> _Что требуется_
Продолжите отрывок о Чичерине с того места, которым он заканчивается.

> _Данный отрывок_
※ ※ ※

«Задача внешней политики в эти годы, – писал Чичерин, – быть дополнением к внутренней. От нее требовалось для России – не допускать препятствий внутренней преобразовательской работе. Мир был необходим: никакая внешняя заинтересованность не должна была отвлекать русские силы от внутренней деятельности… Умелыми приемами дипломатического искусства, не доводя России до войны, нужно было предохранять ее в области внешней политики от всякого вреда… Выжидать, сосредоточиваться в себе, собираться с силами».
Архивная работа его не вдохновляла, хотя он успел досконально изучить историю русской дипломатии XIX века. Как писал потом Чичерин, он ощутил в себе зов к практической работе за освобождение страдающего человечества. Желание заняться каким-то практическим и нужным людям делом изменило его жизнь.
Революция на мамины деньги
Весной 1904 года он вновь уехал за границу – на сей раз, чтобы заняться изучением революционной литературы. В Германии он познакомился и сблизился с радикальным немецким социал-демократом Карлом Либкнехтом, который стал для него идеалом революционера. Чичерин пришел к выводу, что революционная работа ему по душе.
В 1905 году Чичерин вступил в берлинскую секцию Российской социал-демократической рабочей партии (РСДПР). Он присоединился к меньшевикам, считая их наиболее близкими к немецким социал-демократам.

※ ※ ※

[Записи набора данных]
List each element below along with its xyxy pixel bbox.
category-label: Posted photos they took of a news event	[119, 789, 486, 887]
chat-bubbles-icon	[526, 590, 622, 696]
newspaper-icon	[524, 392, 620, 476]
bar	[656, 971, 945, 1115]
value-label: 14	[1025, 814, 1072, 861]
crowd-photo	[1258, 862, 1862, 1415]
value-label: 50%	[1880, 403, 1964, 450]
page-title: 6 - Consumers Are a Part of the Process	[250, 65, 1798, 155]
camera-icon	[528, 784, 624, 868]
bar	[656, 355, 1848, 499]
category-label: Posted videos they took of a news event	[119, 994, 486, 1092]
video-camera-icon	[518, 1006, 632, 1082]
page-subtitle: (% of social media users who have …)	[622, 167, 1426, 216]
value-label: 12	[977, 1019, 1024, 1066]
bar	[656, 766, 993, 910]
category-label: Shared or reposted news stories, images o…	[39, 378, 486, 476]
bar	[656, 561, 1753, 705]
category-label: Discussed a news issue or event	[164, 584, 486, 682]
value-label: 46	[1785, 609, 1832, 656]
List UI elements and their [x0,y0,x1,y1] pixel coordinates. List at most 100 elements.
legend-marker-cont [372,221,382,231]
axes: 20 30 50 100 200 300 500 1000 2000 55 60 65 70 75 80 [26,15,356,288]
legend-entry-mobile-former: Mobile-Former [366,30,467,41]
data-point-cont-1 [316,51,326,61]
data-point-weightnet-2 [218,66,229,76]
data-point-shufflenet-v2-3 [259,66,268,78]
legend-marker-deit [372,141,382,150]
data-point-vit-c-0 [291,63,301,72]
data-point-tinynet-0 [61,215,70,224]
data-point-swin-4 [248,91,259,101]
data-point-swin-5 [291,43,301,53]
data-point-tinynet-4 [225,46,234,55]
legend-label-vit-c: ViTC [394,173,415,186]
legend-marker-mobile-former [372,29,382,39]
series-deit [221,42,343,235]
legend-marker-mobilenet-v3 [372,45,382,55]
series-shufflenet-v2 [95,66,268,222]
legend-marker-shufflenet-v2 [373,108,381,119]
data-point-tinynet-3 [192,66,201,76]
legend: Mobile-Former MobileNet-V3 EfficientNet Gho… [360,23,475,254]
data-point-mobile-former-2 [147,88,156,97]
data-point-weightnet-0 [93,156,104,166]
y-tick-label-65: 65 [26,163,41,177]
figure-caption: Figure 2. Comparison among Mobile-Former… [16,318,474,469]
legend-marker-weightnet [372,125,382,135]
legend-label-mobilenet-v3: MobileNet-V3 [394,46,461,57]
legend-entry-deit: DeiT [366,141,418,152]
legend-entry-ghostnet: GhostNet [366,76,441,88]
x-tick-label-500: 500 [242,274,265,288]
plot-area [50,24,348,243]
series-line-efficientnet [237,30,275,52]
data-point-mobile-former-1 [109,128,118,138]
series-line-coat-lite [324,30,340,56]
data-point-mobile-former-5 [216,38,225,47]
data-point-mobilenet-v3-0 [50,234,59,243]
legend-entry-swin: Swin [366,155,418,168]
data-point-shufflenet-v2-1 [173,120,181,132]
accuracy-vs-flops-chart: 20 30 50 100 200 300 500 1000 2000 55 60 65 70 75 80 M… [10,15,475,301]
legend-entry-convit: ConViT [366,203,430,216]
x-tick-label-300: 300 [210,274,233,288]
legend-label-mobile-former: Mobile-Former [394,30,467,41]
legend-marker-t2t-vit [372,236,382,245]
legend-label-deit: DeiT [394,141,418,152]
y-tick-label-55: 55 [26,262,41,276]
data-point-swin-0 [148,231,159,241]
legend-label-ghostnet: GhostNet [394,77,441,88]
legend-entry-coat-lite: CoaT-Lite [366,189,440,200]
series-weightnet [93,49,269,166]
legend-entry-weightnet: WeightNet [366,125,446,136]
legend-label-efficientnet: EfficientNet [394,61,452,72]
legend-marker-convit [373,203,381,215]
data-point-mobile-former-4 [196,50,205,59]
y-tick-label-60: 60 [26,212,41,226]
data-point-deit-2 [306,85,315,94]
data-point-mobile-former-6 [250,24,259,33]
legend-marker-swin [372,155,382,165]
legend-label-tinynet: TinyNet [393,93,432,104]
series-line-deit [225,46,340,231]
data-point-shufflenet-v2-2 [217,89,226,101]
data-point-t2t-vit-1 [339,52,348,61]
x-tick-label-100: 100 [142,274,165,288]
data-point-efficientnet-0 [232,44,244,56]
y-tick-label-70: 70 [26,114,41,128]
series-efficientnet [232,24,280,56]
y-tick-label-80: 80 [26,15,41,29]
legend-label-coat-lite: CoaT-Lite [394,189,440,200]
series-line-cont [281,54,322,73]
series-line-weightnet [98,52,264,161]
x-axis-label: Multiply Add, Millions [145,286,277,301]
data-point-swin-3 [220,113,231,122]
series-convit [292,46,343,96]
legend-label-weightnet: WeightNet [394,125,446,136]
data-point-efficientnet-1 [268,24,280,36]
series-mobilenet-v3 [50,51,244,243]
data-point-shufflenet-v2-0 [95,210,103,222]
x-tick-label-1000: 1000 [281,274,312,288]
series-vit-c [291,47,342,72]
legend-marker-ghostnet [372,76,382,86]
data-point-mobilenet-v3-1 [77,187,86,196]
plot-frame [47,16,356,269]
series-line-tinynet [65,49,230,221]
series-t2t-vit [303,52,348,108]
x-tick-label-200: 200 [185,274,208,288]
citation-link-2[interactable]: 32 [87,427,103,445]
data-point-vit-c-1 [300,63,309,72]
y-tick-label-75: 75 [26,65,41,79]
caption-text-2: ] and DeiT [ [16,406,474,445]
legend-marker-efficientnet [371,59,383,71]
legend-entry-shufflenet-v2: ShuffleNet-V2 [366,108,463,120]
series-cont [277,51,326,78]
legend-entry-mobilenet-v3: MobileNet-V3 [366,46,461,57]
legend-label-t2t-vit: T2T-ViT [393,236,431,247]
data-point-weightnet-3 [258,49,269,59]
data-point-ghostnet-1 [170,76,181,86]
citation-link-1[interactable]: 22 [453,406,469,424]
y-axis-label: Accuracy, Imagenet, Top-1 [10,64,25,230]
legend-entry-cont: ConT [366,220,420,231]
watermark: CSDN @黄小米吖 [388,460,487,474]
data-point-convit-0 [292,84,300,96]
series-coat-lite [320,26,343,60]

※ ※ ※

> _Ответ на задание_
В Германии он пользовался чужим паспортом. Полиция его задержала – рано или поздно это должно было произойти. Суд, разумеется, приговорил его к высылке из Германии, но он спокойно остался – времена были либеральные. Потом все-таки перебрался в Париж, где играл заметную роль среди политэмигрантов. Он жил на деньги, полученные в наследство после смерти матери. Большую часть наследства он передал в партийную кассу.
Дядя, Борис Николаевич, завещал ему родовое имение: «Милый Юрий, ты один из семьи родился в Карауле, а потому я решил, что это указание Божие и что он должен принадлежать тебе». Но Георгий Васильевич отказался от имения, считая, что он должен похоронить свое дворянское прошлое.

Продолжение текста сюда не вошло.